▶ _Dataset entries_:
— Start —

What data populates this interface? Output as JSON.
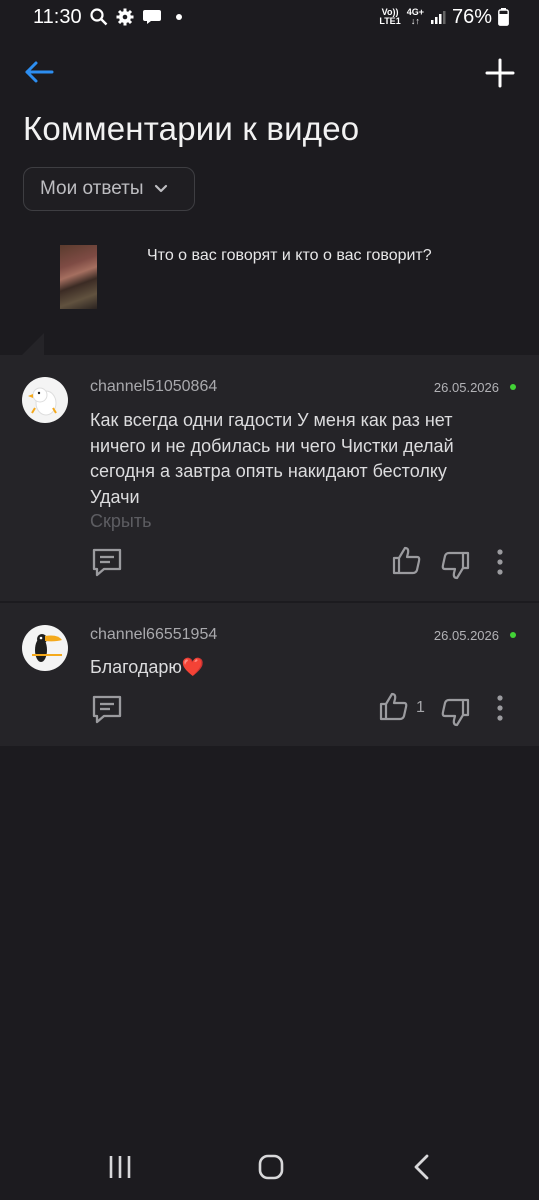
{
  "status_bar": {
    "time": "11:30",
    "volte_top": "Vo))",
    "volte_bottom": "LTE1",
    "network_top": "4G+",
    "network_bottom": "↓↑",
    "battery": "76%"
  },
  "page": {
    "title": "Комментарии к видео",
    "filter_label": "Мои ответы"
  },
  "video": {
    "title": "Что о вас говорят и кто о вас говорит?"
  },
  "comments": [
    {
      "author": "channel51050864",
      "date": "26.05.2026",
      "lines": [
        "Как всегда одни гадости У меня как раз нет",
        "ничего и не добилась ни чего Чистки делай",
        "сегодня а завтра опять накидают бестолку",
        "Удачи"
      ],
      "hide_label": "Скрыть",
      "like_count": ""
    },
    {
      "author": "channel66551954",
      "date": "26.05.2026",
      "text": "Благодарю❤️",
      "like_count": "1"
    }
  ],
  "colors": {
    "background": "#1c1b1f",
    "card": "#252428",
    "accent_blue": "#2d8ef0",
    "online_green": "#42d236"
  }
}
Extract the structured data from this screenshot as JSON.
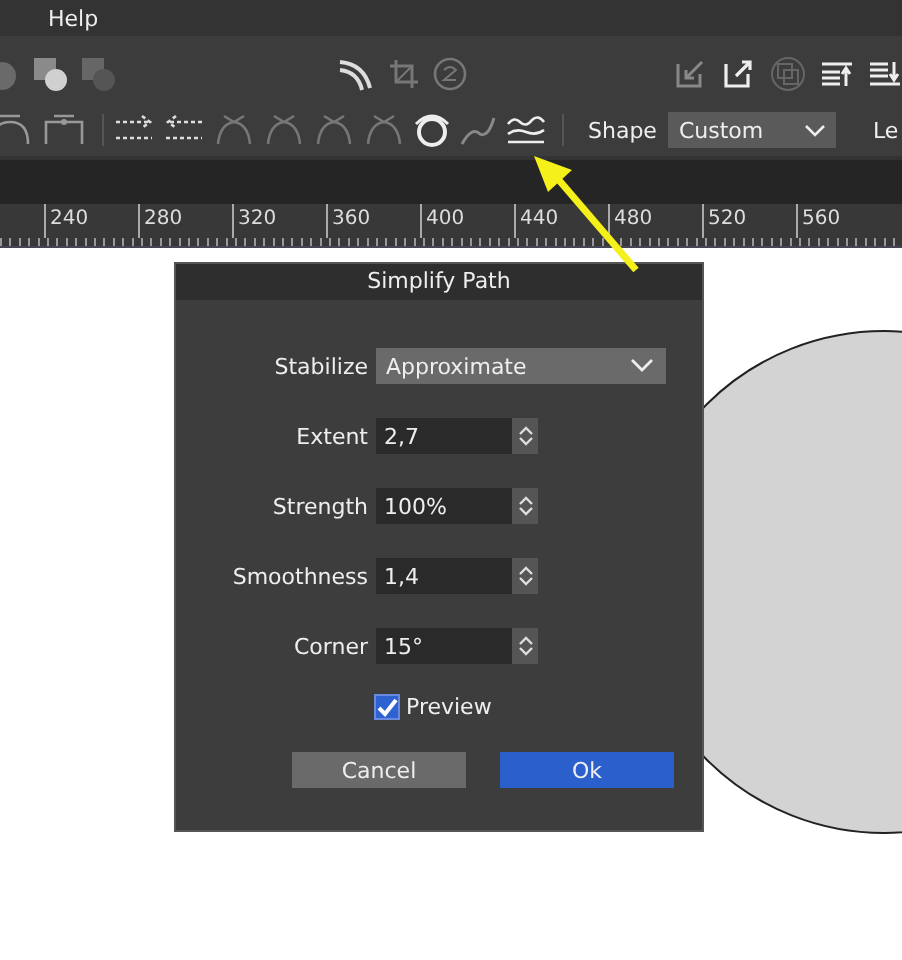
{
  "menu": [
    "Help"
  ],
  "toolbar": {
    "shape_label": "Shape",
    "shape_value": "Custom",
    "cut_label": "Le"
  },
  "ruler": [
    "240",
    "280",
    "320",
    "360",
    "400",
    "440",
    "480",
    "520",
    "560"
  ],
  "dialog": {
    "title": "Simplify Path",
    "stabilize": {
      "label": "Stabilize",
      "value": "Approximate"
    },
    "fields": [
      {
        "label": "Extent",
        "value": "2,7"
      },
      {
        "label": "Strength",
        "value": "100%"
      },
      {
        "label": "Smoothness",
        "value": "1,4"
      },
      {
        "label": "Corner",
        "value": "15°"
      }
    ],
    "preview": {
      "label": "Preview",
      "checked": true
    },
    "buttons": [
      {
        "label": "Cancel",
        "kind": "secondary"
      },
      {
        "label": "Ok",
        "kind": "primary"
      }
    ]
  }
}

— End —

▶ _Given request_: Can you repeat every record above exactly, apart from the pictures?

▶ _Task solution_:
What data populates this interface? Output as JSON.
{
  "status_bar": {
    "time": "11:30",
    "volte_top": "Vo))",
    "volte_bottom": "LTE1",
    "network_top": "4G+",
    "network_bottom": "↓↑",
    "battery": "76%"
  },
  "page": {
    "title": "Комментарии к видео",
    "filter_label": "Мои ответы"
  },
  "video": {
    "title": "Что о вас говорят и кто о вас говорит?"
  },
  "comments": [
    {
      "author": "channel51050864",
      "date": "26.05.2026",
      "lines": [
        "Как всегда одни гадости У меня как раз нет",
        "ничего и не добилась ни чего Чистки делай",
        "сегодня а завтра опять накидают бестолку",
        "Удачи"
      ],
      "hide_label": "Скрыть",
      "like_count": ""
    },
    {
      "author": "channel66551954",
      "date": "26.05.2026",
      "text": "Благодарю❤️",
      "like_count": "1"
    }
  ],
  "colors": {
    "background": "#1c1b1f",
    "card": "#252428",
    "accent_blue": "#2d8ef0",
    "online_green": "#42d236"
  }
}
Extract the structured data from this screenshot as JSON.
{
  "menu": [
    "Help"
  ],
  "toolbar": {
    "shape_label": "Shape",
    "shape_value": "Custom",
    "cut_label": "Le"
  },
  "ruler": [
    "240",
    "280",
    "320",
    "360",
    "400",
    "440",
    "480",
    "520",
    "560"
  ],
  "dialog": {
    "title": "Simplify Path",
    "stabilize": {
      "label": "Stabilize",
      "value": "Approximate"
    },
    "fields": [
      {
        "label": "Extent",
        "value": "2,7"
      },
      {
        "label": "Strength",
        "value": "100%"
      },
      {
        "label": "Smoothness",
        "value": "1,4"
      },
      {
        "label": "Corner",
        "value": "15°"
      }
    ],
    "preview": {
      "label": "Preview",
      "checked": true
    },
    "buttons": [
      {
        "label": "Cancel",
        "kind": "secondary"
      },
      {
        "label": "Ok",
        "kind": "primary"
      }
    ]
  }
}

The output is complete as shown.